What the task requires: Reproduce every item below word for word, keeping each line unchanged.

Task material:

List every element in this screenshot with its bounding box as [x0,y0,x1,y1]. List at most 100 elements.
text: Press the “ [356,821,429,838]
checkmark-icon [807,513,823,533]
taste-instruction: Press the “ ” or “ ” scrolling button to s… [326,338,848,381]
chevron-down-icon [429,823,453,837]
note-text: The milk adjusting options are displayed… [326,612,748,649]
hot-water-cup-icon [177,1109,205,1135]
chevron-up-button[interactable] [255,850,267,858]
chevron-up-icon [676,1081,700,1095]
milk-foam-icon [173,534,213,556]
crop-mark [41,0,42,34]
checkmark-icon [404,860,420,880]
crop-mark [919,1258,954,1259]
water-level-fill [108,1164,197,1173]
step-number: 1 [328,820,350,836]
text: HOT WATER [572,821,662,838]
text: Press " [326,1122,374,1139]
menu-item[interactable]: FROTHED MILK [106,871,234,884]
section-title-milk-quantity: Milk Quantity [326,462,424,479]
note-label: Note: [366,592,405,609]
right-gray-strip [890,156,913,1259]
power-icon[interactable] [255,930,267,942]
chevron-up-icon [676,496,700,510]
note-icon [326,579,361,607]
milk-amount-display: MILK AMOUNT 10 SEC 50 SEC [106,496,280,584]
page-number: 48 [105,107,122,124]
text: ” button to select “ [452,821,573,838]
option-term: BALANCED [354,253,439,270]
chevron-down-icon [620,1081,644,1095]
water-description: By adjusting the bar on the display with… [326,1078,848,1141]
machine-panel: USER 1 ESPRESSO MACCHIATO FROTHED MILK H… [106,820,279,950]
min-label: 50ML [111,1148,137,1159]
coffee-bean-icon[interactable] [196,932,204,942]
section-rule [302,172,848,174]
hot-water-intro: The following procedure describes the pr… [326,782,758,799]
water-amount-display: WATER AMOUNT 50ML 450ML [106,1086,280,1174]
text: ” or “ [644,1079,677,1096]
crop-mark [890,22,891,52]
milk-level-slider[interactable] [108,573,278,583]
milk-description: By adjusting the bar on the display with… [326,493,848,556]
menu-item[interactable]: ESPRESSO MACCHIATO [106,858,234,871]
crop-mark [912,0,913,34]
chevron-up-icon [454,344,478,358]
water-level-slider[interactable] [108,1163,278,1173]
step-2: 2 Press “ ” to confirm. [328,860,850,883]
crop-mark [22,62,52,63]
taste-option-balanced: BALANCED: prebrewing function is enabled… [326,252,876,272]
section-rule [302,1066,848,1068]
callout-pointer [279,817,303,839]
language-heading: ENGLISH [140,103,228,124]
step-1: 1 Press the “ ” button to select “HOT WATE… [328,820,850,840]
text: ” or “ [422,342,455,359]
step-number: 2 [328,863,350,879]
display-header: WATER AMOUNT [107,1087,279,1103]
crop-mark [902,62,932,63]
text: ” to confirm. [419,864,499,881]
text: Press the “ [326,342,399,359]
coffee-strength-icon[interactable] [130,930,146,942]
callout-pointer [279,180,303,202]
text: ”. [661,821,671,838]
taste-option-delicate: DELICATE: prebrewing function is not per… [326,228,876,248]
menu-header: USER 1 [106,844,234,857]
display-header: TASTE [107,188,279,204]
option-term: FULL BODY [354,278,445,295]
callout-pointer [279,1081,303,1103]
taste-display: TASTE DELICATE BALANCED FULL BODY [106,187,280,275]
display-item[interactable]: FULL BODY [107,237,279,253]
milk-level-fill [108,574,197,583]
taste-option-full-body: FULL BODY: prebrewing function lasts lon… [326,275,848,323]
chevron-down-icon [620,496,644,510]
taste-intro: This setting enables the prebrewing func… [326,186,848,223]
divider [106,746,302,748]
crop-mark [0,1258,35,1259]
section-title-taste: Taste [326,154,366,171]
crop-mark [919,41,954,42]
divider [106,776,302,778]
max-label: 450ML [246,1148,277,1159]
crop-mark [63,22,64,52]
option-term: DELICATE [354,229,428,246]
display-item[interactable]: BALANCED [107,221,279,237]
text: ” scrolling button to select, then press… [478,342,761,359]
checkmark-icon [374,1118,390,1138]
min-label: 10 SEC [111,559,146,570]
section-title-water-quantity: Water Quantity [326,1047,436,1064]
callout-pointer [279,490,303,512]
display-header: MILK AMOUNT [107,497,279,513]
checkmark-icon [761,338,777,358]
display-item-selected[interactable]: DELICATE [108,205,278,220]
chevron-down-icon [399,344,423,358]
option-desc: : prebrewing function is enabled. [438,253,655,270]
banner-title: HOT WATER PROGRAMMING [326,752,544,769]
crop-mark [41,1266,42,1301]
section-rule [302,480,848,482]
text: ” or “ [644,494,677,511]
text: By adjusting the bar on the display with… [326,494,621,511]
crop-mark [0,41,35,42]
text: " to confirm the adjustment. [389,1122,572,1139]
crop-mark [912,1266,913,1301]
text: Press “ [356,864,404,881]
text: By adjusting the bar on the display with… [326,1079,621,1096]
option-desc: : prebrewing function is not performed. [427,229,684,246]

Answer for this exercise:
List every element in this screenshot with its bounding box as [x0,y0,x1,y1]. List at most 100 elements.
text: Press the “ [356,821,429,838]
checkmark-icon [807,513,823,533]
taste-instruction: Press the “ ” or “ ” scrolling button to s… [326,338,848,381]
chevron-down-icon [429,823,453,837]
note-text: The milk adjusting options are displayed… [326,612,748,649]
hot-water-cup-icon [177,1109,205,1135]
chevron-up-button[interactable] [255,850,267,858]
chevron-up-icon [676,1081,700,1095]
milk-foam-icon [173,534,213,556]
crop-mark [41,0,42,34]
checkmark-icon [404,860,420,880]
crop-mark [919,1258,954,1259]
water-level-fill [108,1164,197,1173]
step-number: 1 [328,820,350,836]
text: HOT WATER [572,821,662,838]
text: Press " [326,1122,374,1139]
menu-item[interactable]: FROTHED MILK [106,871,234,884]
section-title-milk-quantity: Milk Quantity [326,462,424,479]
note-label: Note: [366,592,405,609]
right-gray-strip [890,156,913,1259]
power-icon[interactable] [255,930,267,942]
chevron-up-icon [676,496,700,510]
note-icon [326,579,361,607]
milk-amount-display: MILK AMOUNT 10 SEC 50 SEC [106,496,280,584]
page-number: 48 [105,107,122,124]
text: ” button to select “ [452,821,573,838]
option-term: BALANCED [354,253,439,270]
chevron-down-icon [620,1081,644,1095]
water-description: By adjusting the bar on the display with… [326,1078,848,1141]
machine-panel: USER 1 ESPRESSO MACCHIATO FROTHED MILK H… [106,820,279,950]
min-label: 50ML [111,1148,137,1159]
coffee-bean-icon[interactable] [196,932,204,942]
section-rule [302,172,848,174]
hot-water-intro: The following procedure describes the pr… [326,782,758,799]
water-amount-display: WATER AMOUNT 50ML 450ML [106,1086,280,1174]
text: ” or “ [644,1079,677,1096]
crop-mark [890,22,891,52]
milk-level-slider[interactable] [108,573,278,583]
milk-description: By adjusting the bar on the display with… [326,493,848,556]
menu-item[interactable]: ESPRESSO MACCHIATO [106,858,234,871]
crop-mark [912,0,913,34]
chevron-up-icon [454,344,478,358]
water-level-slider[interactable] [108,1163,278,1173]
step-2: 2 Press “ ” to confirm. [328,860,850,883]
crop-mark [22,62,52,63]
taste-option-balanced: BALANCED: prebrewing function is enabled… [326,252,876,272]
section-rule [302,1066,848,1068]
callout-pointer [279,817,303,839]
language-heading: ENGLISH [140,103,228,124]
step-1: 1 Press the “ ” button to select “HOT WATE… [328,820,850,840]
text: ” or “ [422,342,455,359]
step-number: 2 [328,863,350,879]
display-header: WATER AMOUNT [107,1087,279,1103]
crop-mark [902,62,932,63]
text: ” to confirm. [419,864,499,881]
text: Press the “ [326,342,399,359]
coffee-strength-icon[interactable] [130,930,146,942]
callout-pointer [279,180,303,202]
text: ”. [661,821,671,838]
taste-option-delicate: DELICATE: prebrewing function is not per… [326,228,876,248]
menu-header: USER 1 [106,844,234,857]
display-header: TASTE [107,188,279,204]
option-term: FULL BODY [354,278,445,295]
callout-pointer [279,1081,303,1103]
taste-display: TASTE DELICATE BALANCED FULL BODY [106,187,280,275]
display-item[interactable]: FULL BODY [107,237,279,253]
milk-level-fill [108,574,197,583]
taste-option-full-body: FULL BODY: prebrewing function lasts lon… [326,275,848,323]
chevron-down-icon [620,496,644,510]
taste-intro: This setting enables the prebrewing func… [326,186,848,223]
divider [106,746,302,748]
crop-mark [0,1258,35,1259]
section-title-taste: Taste [326,154,366,171]
crop-mark [919,41,954,42]
divider [106,776,302,778]
max-label: 450ML [246,1148,277,1159]
crop-mark [63,22,64,52]
option-term: DELICATE [354,229,428,246]
display-item[interactable]: BALANCED [107,221,279,237]
text: ” scrolling button to select, then press… [478,342,761,359]
checkmark-icon [374,1118,390,1138]
min-label: 10 SEC [111,559,146,570]
section-title-water-quantity: Water Quantity [326,1047,436,1064]
callout-pointer [279,490,303,512]
display-header: MILK AMOUNT [107,497,279,513]
checkmark-icon [761,338,777,358]
display-item-selected[interactable]: DELICATE [108,205,278,220]
chevron-down-icon [399,344,423,358]
option-desc: : prebrewing function is enabled. [438,253,655,270]
banner-title: HOT WATER PROGRAMMING [326,752,544,769]
crop-mark [41,1266,42,1301]
section-rule [302,480,848,482]
text: ” or “ [644,494,677,511]
text: By adjusting the bar on the display with… [326,494,621,511]
crop-mark [0,41,35,42]
text: " to confirm the adjustment. [389,1122,572,1139]
crop-mark [912,1266,913,1301]
text: Press “ [356,864,404,881]
text: By adjusting the bar on the display with… [326,1079,621,1096]
option-desc: : prebrewing function is not performed. [427,229,684,246]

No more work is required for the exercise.